(Items listed in a dataset)
[start]

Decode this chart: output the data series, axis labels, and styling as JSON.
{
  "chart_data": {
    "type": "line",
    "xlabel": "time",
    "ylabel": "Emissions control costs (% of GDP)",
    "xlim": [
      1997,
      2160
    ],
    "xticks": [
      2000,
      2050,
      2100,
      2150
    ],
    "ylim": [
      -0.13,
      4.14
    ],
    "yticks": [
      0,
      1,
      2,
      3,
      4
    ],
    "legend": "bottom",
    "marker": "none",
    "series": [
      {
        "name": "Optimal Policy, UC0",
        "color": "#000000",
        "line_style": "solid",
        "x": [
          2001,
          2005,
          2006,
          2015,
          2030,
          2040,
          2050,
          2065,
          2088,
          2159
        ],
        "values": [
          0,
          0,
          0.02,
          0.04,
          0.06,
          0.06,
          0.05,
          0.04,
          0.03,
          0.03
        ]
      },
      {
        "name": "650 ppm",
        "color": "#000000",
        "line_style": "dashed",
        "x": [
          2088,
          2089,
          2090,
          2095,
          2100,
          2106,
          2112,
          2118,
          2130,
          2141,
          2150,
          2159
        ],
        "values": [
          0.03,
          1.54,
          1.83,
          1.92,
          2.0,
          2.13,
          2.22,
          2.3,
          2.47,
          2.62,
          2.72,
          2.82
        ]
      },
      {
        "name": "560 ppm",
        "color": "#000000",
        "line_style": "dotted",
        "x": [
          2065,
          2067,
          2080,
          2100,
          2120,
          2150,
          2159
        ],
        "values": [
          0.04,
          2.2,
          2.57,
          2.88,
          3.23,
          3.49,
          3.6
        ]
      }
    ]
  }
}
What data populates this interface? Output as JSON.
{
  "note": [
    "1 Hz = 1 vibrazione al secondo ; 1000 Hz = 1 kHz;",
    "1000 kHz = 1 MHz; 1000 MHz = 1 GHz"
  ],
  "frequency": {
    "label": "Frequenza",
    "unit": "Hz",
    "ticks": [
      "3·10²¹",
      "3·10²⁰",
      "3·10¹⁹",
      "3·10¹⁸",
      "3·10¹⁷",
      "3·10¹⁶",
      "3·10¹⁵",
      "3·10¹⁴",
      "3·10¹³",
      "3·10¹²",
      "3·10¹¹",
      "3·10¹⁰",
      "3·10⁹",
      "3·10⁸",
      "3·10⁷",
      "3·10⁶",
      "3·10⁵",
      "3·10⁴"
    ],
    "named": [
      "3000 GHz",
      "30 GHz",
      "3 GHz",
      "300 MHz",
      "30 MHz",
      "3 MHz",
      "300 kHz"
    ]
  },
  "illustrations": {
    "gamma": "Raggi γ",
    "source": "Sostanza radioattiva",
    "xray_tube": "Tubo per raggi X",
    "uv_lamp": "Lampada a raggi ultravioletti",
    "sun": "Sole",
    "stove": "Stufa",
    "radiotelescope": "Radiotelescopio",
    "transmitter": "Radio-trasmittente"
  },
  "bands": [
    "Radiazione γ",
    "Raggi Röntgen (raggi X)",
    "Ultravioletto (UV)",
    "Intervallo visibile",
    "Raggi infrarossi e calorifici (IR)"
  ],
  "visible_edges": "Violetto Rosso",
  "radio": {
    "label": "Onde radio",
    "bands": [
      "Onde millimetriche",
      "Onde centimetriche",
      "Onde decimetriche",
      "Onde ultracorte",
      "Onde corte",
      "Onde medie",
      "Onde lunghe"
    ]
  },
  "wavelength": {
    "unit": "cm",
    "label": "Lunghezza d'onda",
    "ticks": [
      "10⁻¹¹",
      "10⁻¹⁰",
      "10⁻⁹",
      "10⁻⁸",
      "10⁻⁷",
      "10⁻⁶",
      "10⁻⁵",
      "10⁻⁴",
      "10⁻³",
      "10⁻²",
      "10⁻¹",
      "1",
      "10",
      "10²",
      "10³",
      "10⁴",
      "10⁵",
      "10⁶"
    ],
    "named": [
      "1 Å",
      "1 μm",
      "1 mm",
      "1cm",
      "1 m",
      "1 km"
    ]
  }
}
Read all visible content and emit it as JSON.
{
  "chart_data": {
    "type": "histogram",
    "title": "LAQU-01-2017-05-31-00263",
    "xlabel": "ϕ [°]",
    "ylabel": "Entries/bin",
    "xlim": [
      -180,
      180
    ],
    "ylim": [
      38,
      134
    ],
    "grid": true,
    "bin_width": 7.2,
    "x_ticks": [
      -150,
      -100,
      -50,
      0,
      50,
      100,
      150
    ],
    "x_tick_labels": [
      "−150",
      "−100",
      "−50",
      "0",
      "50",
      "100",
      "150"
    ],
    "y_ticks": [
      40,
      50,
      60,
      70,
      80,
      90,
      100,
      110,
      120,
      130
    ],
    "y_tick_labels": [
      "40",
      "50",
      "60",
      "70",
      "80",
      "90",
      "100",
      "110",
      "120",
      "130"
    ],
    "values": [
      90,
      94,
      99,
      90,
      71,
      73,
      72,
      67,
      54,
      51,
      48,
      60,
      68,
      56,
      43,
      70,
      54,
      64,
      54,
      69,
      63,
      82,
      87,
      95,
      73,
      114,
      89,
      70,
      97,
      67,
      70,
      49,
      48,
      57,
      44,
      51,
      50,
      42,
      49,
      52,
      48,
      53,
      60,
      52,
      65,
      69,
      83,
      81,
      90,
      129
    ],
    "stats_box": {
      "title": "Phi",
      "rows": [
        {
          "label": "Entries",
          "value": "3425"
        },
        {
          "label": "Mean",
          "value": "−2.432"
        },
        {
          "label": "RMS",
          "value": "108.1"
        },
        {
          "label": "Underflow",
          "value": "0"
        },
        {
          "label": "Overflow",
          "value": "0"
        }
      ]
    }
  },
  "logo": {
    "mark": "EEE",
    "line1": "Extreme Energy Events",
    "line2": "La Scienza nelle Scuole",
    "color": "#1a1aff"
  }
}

[end]

• YOUR INSTRUCTIONS: All of the lines above must be returned exactly.

• SOLUTION TO THE PROBLEM:
Decode this chart: output the data series, axis labels, and styling as JSON.
{
  "chart_data": {
    "type": "line",
    "xlabel": "time",
    "ylabel": "Emissions control costs (% of GDP)",
    "xlim": [
      1997,
      2160
    ],
    "xticks": [
      2000,
      2050,
      2100,
      2150
    ],
    "ylim": [
      -0.13,
      4.14
    ],
    "yticks": [
      0,
      1,
      2,
      3,
      4
    ],
    "legend": "bottom",
    "marker": "none",
    "series": [
      {
        "name": "Optimal Policy, UC0",
        "color": "#000000",
        "line_style": "solid",
        "x": [
          2001,
          2005,
          2006,
          2015,
          2030,
          2040,
          2050,
          2065,
          2088,
          2159
        ],
        "values": [
          0,
          0,
          0.02,
          0.04,
          0.06,
          0.06,
          0.05,
          0.04,
          0.03,
          0.03
        ]
      },
      {
        "name": "650 ppm",
        "color": "#000000",
        "line_style": "dashed",
        "x": [
          2088,
          2089,
          2090,
          2095,
          2100,
          2106,
          2112,
          2118,
          2130,
          2141,
          2150,
          2159
        ],
        "values": [
          0.03,
          1.54,
          1.83,
          1.92,
          2.0,
          2.13,
          2.22,
          2.3,
          2.47,
          2.62,
          2.72,
          2.82
        ]
      },
      {
        "name": "560 ppm",
        "color": "#000000",
        "line_style": "dotted",
        "x": [
          2065,
          2067,
          2080,
          2100,
          2120,
          2150,
          2159
        ],
        "values": [
          0.04,
          2.2,
          2.57,
          2.88,
          3.23,
          3.49,
          3.6
        ]
      }
    ]
  }
}
What data populates this interface? Output as JSON.
{
  "note": [
    "1 Hz = 1 vibrazione al secondo ; 1000 Hz = 1 kHz;",
    "1000 kHz = 1 MHz; 1000 MHz = 1 GHz"
  ],
  "frequency": {
    "label": "Frequenza",
    "unit": "Hz",
    "ticks": [
      "3·10²¹",
      "3·10²⁰",
      "3·10¹⁹",
      "3·10¹⁸",
      "3·10¹⁷",
      "3·10¹⁶",
      "3·10¹⁵",
      "3·10¹⁴",
      "3·10¹³",
      "3·10¹²",
      "3·10¹¹",
      "3·10¹⁰",
      "3·10⁹",
      "3·10⁸",
      "3·10⁷",
      "3·10⁶",
      "3·10⁵",
      "3·10⁴"
    ],
    "named": [
      "3000 GHz",
      "30 GHz",
      "3 GHz",
      "300 MHz",
      "30 MHz",
      "3 MHz",
      "300 kHz"
    ]
  },
  "illustrations": {
    "gamma": "Raggi γ",
    "source": "Sostanza radioattiva",
    "xray_tube": "Tubo per raggi X",
    "uv_lamp": "Lampada a raggi ultravioletti",
    "sun": "Sole",
    "stove": "Stufa",
    "radiotelescope": "Radiotelescopio",
    "transmitter": "Radio-trasmittente"
  },
  "bands": [
    "Radiazione γ",
    "Raggi Röntgen (raggi X)",
    "Ultravioletto (UV)",
    "Intervallo visibile",
    "Raggi infrarossi e calorifici (IR)"
  ],
  "visible_edges": "Violetto Rosso",
  "radio": {
    "label": "Onde radio",
    "bands": [
      "Onde millimetriche",
      "Onde centimetriche",
      "Onde decimetriche",
      "Onde ultracorte",
      "Onde corte",
      "Onde medie",
      "Onde lunghe"
    ]
  },
  "wavelength": {
    "unit": "cm",
    "label": "Lunghezza d'onda",
    "ticks": [
      "10⁻¹¹",
      "10⁻¹⁰",
      "10⁻⁹",
      "10⁻⁸",
      "10⁻⁷",
      "10⁻⁶",
      "10⁻⁵",
      "10⁻⁴",
      "10⁻³",
      "10⁻²",
      "10⁻¹",
      "1",
      "10",
      "10²",
      "10³",
      "10⁴",
      "10⁵",
      "10⁶"
    ],
    "named": [
      "1 Å",
      "1 μm",
      "1 mm",
      "1cm",
      "1 m",
      "1 km"
    ]
  }
}
Read all visible content and emit it as JSON.
{
  "chart_data": {
    "type": "histogram",
    "title": "LAQU-01-2017-05-31-00263",
    "xlabel": "ϕ [°]",
    "ylabel": "Entries/bin",
    "xlim": [
      -180,
      180
    ],
    "ylim": [
      38,
      134
    ],
    "grid": true,
    "bin_width": 7.2,
    "x_ticks": [
      -150,
      -100,
      -50,
      0,
      50,
      100,
      150
    ],
    "x_tick_labels": [
      "−150",
      "−100",
      "−50",
      "0",
      "50",
      "100",
      "150"
    ],
    "y_ticks": [
      40,
      50,
      60,
      70,
      80,
      90,
      100,
      110,
      120,
      130
    ],
    "y_tick_labels": [
      "40",
      "50",
      "60",
      "70",
      "80",
      "90",
      "100",
      "110",
      "120",
      "130"
    ],
    "values": [
      90,
      94,
      99,
      90,
      71,
      73,
      72,
      67,
      54,
      51,
      48,
      60,
      68,
      56,
      43,
      70,
      54,
      64,
      54,
      69,
      63,
      82,
      87,
      95,
      73,
      114,
      89,
      70,
      97,
      67,
      70,
      49,
      48,
      57,
      44,
      51,
      50,
      42,
      49,
      52,
      48,
      53,
      60,
      52,
      65,
      69,
      83,
      81,
      90,
      129
    ],
    "stats_box": {
      "title": "Phi",
      "rows": [
        {
          "label": "Entries",
          "value": "3425"
        },
        {
          "label": "Mean",
          "value": "−2.432"
        },
        {
          "label": "RMS",
          "value": "108.1"
        },
        {
          "label": "Underflow",
          "value": "0"
        },
        {
          "label": "Overflow",
          "value": "0"
        }
      ]
    }
  },
  "logo": {
    "mark": "EEE",
    "line1": "Extreme Energy Events",
    "line2": "La Scienza nelle Scuole",
    "color": "#1a1aff"
  }
}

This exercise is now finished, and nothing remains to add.